■ **Information shown**
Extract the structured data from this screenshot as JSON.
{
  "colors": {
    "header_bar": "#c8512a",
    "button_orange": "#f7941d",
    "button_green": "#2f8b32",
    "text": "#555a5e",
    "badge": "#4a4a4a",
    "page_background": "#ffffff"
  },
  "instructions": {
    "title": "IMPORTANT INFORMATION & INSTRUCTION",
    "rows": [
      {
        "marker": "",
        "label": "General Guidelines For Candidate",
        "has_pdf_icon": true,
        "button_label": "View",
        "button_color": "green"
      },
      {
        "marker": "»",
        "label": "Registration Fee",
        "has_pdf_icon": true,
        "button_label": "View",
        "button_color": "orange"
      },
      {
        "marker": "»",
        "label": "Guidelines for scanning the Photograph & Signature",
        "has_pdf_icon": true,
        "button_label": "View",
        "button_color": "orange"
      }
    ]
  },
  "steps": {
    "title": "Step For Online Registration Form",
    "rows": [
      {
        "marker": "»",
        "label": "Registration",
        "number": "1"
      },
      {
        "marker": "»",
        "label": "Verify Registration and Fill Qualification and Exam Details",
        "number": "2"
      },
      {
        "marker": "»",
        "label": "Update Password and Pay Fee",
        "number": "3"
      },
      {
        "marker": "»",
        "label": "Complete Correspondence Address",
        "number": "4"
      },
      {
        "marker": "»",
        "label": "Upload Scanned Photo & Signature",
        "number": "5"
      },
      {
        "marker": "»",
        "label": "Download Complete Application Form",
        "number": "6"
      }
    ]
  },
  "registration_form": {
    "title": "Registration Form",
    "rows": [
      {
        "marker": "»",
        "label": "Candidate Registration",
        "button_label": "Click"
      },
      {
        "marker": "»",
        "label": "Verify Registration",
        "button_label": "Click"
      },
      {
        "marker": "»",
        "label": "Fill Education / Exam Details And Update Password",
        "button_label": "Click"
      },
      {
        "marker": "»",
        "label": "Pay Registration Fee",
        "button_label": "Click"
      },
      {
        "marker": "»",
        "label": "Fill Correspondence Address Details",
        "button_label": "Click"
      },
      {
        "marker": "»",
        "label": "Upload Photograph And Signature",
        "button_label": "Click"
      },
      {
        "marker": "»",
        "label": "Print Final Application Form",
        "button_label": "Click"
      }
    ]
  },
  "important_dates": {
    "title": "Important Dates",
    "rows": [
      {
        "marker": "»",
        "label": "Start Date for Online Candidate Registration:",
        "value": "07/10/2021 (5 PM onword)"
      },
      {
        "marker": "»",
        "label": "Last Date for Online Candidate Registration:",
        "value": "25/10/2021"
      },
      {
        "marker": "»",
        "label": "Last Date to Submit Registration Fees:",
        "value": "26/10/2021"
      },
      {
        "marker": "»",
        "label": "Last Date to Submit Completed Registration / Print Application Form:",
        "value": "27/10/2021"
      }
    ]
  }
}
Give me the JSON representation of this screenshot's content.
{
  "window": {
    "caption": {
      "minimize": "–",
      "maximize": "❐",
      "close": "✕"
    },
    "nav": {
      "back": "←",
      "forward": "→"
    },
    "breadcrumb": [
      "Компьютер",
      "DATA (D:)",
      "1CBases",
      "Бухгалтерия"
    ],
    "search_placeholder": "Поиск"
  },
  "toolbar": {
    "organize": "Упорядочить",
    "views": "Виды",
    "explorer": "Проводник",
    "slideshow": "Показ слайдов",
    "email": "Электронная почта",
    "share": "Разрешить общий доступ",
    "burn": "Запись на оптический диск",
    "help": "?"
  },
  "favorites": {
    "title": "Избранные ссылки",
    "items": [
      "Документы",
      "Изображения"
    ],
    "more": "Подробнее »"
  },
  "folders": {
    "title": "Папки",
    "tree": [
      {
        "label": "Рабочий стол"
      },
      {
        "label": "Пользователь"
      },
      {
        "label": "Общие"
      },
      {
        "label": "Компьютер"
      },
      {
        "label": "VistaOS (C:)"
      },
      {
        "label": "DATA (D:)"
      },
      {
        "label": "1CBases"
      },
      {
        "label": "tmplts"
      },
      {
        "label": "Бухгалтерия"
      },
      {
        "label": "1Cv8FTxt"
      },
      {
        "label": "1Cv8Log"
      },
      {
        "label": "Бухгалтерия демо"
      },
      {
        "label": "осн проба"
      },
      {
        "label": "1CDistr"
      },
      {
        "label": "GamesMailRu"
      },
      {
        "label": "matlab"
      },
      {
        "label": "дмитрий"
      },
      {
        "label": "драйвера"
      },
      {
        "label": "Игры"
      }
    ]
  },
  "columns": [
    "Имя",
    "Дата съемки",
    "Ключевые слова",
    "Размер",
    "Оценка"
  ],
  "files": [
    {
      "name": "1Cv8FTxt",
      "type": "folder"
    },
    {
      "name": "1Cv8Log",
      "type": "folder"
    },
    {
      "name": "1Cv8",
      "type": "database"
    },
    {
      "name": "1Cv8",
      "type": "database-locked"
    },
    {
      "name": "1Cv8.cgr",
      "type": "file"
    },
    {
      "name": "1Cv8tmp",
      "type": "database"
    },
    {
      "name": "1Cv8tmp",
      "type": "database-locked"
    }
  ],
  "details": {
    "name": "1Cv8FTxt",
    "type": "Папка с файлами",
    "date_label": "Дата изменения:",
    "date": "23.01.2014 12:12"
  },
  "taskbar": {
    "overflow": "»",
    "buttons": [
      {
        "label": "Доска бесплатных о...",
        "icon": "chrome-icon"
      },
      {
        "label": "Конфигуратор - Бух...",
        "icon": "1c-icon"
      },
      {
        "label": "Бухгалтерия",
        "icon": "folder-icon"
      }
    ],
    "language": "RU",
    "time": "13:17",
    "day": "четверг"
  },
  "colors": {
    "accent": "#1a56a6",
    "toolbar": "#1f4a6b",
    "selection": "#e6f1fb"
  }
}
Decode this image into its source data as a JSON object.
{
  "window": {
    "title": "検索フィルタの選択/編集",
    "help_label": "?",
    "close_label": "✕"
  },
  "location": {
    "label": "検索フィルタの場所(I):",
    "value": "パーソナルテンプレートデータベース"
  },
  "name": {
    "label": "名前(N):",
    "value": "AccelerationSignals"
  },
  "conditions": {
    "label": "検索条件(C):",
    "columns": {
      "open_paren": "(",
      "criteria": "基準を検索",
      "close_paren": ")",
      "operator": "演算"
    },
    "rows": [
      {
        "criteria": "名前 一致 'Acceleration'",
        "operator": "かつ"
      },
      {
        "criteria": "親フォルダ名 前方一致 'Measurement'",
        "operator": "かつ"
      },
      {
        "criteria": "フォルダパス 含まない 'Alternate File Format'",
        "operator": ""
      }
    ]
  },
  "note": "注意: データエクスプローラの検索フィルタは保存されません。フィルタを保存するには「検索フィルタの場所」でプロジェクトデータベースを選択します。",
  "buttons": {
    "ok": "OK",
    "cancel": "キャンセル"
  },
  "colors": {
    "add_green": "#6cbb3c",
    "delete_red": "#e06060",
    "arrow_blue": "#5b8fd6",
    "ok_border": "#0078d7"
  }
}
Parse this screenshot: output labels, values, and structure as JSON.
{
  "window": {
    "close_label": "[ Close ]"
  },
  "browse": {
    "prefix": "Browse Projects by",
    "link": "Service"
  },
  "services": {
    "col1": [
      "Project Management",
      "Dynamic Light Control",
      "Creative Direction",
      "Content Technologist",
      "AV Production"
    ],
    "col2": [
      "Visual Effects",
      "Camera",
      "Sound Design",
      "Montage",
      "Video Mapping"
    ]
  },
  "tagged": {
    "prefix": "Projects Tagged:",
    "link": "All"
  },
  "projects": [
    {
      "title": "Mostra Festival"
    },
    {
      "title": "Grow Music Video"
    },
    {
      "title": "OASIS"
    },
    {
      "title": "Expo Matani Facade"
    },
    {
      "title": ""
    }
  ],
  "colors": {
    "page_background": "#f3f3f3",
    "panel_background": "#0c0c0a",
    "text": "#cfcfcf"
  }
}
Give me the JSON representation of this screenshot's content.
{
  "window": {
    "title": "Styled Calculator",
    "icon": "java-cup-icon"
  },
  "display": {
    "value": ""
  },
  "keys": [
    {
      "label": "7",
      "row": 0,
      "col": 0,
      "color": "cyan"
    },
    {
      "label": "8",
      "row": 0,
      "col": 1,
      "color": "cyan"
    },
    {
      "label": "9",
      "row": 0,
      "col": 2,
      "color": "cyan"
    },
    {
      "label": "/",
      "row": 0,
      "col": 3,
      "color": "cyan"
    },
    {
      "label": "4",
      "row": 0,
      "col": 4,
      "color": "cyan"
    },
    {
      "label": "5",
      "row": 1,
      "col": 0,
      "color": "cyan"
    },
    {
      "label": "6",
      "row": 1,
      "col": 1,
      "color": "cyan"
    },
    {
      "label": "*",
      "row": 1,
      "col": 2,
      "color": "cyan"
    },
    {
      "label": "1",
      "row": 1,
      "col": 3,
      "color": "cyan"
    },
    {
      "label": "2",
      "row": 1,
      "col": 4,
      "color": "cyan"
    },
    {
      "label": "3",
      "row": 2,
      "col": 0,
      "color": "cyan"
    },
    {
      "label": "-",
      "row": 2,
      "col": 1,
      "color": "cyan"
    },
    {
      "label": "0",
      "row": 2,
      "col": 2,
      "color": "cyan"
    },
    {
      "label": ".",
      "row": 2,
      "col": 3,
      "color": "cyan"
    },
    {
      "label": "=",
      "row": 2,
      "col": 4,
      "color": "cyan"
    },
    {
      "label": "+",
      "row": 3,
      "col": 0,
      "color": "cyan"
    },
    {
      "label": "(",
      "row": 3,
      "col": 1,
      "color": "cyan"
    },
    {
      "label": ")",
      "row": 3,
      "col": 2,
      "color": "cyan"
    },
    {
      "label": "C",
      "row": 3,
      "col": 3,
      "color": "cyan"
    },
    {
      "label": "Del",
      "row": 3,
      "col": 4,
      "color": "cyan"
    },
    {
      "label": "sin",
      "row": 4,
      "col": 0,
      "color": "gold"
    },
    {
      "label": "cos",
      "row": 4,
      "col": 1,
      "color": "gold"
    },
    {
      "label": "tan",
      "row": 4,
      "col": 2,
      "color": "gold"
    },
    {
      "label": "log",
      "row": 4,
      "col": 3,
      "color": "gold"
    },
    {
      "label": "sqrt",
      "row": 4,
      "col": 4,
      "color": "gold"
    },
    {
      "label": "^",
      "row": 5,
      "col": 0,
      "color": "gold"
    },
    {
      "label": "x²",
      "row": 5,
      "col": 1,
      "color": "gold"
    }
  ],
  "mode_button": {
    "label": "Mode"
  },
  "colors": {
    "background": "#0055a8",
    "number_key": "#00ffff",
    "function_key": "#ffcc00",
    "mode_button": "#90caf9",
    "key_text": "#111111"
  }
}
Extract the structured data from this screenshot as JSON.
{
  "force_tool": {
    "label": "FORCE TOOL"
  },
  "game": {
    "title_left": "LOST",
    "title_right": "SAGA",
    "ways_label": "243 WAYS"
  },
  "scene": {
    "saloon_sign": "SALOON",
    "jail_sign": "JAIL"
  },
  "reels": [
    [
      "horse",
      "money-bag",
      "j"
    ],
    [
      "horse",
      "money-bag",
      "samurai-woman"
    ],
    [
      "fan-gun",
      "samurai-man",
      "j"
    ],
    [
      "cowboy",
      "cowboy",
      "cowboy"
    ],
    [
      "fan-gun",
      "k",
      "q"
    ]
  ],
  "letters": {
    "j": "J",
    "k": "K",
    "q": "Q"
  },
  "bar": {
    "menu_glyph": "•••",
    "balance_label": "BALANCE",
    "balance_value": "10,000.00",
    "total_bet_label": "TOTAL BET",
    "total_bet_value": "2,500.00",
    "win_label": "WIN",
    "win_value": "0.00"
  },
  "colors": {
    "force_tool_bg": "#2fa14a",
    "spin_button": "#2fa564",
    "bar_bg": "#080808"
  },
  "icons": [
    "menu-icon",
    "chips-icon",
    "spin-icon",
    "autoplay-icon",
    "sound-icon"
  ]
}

■ **Exercise**
Scan the lines for the string "Online". Pick out every line that has it.

■ **Output of the task**
    "title": "Step For Online Registration Form",
        "label": "Start Date for Online Candidate Registration:",
        "label": "Last Date for Online Candidate Registration:",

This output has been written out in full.